> EXERCISE:
Start to finish, return the listing exactly as written.

> INFORMATION:
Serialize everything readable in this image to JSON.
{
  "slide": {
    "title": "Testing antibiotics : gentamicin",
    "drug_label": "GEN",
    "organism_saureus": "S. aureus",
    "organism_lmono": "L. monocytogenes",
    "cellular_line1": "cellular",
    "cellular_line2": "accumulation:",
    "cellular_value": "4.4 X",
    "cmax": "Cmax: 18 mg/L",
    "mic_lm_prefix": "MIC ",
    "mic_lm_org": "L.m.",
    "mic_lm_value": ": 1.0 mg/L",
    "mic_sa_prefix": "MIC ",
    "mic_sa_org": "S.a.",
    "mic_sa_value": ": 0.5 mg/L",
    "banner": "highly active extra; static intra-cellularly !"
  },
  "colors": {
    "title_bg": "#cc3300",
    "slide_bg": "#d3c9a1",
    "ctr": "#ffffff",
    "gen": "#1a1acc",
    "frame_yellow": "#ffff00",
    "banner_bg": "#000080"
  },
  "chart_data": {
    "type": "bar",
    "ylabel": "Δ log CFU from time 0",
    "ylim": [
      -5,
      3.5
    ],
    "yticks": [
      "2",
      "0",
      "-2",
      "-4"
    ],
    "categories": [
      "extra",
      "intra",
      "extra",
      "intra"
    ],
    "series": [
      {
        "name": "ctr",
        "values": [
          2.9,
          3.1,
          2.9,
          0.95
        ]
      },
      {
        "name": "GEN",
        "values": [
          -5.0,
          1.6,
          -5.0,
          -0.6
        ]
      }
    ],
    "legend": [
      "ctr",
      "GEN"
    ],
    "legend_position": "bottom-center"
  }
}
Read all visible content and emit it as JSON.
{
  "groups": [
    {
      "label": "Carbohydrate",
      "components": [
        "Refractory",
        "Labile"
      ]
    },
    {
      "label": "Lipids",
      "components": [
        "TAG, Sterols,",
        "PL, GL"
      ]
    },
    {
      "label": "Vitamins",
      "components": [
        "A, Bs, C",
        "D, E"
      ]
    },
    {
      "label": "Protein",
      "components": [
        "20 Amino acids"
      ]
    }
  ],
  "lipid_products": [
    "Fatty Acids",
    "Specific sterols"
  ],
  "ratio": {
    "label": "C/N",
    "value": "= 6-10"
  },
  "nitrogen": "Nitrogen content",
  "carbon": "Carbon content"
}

> OUTPUT:
Serialize everything readable in this image to JSON.
{
  "slide": {
    "title": "Testing antibiotics : gentamicin",
    "drug_label": "GEN",
    "organism_saureus": "S. aureus",
    "organism_lmono": "L. monocytogenes",
    "cellular_line1": "cellular",
    "cellular_line2": "accumulation:",
    "cellular_value": "4.4 X",
    "cmax": "Cmax: 18 mg/L",
    "mic_lm_prefix": "MIC ",
    "mic_lm_org": "L.m.",
    "mic_lm_value": ": 1.0 mg/L",
    "mic_sa_prefix": "MIC ",
    "mic_sa_org": "S.a.",
    "mic_sa_value": ": 0.5 mg/L",
    "banner": "highly active extra; static intra-cellularly !"
  },
  "colors": {
    "title_bg": "#cc3300",
    "slide_bg": "#d3c9a1",
    "ctr": "#ffffff",
    "gen": "#1a1acc",
    "frame_yellow": "#ffff00",
    "banner_bg": "#000080"
  },
  "chart_data": {
    "type": "bar",
    "ylabel": "Δ log CFU from time 0",
    "ylim": [
      -5,
      3.5
    ],
    "yticks": [
      "2",
      "0",
      "-2",
      "-4"
    ],
    "categories": [
      "extra",
      "intra",
      "extra",
      "intra"
    ],
    "series": [
      {
        "name": "ctr",
        "values": [
          2.9,
          3.1,
          2.9,
          0.95
        ]
      },
      {
        "name": "GEN",
        "values": [
          -5.0,
          1.6,
          -5.0,
          -0.6
        ]
      }
    ],
    "legend": [
      "ctr",
      "GEN"
    ],
    "legend_position": "bottom-center"
  }
}
Read all visible content and emit it as JSON.
{
  "groups": [
    {
      "label": "Carbohydrate",
      "components": [
        "Refractory",
        "Labile"
      ]
    },
    {
      "label": "Lipids",
      "components": [
        "TAG, Sterols,",
        "PL, GL"
      ]
    },
    {
      "label": "Vitamins",
      "components": [
        "A, Bs, C",
        "D, E"
      ]
    },
    {
      "label": "Protein",
      "components": [
        "20 Amino acids"
      ]
    }
  ],
  "lipid_products": [
    "Fatty Acids",
    "Specific sterols"
  ],
  "ratio": {
    "label": "C/N",
    "value": "= 6-10"
  },
  "nitrogen": "Nitrogen content",
  "carbon": "Carbon content"
}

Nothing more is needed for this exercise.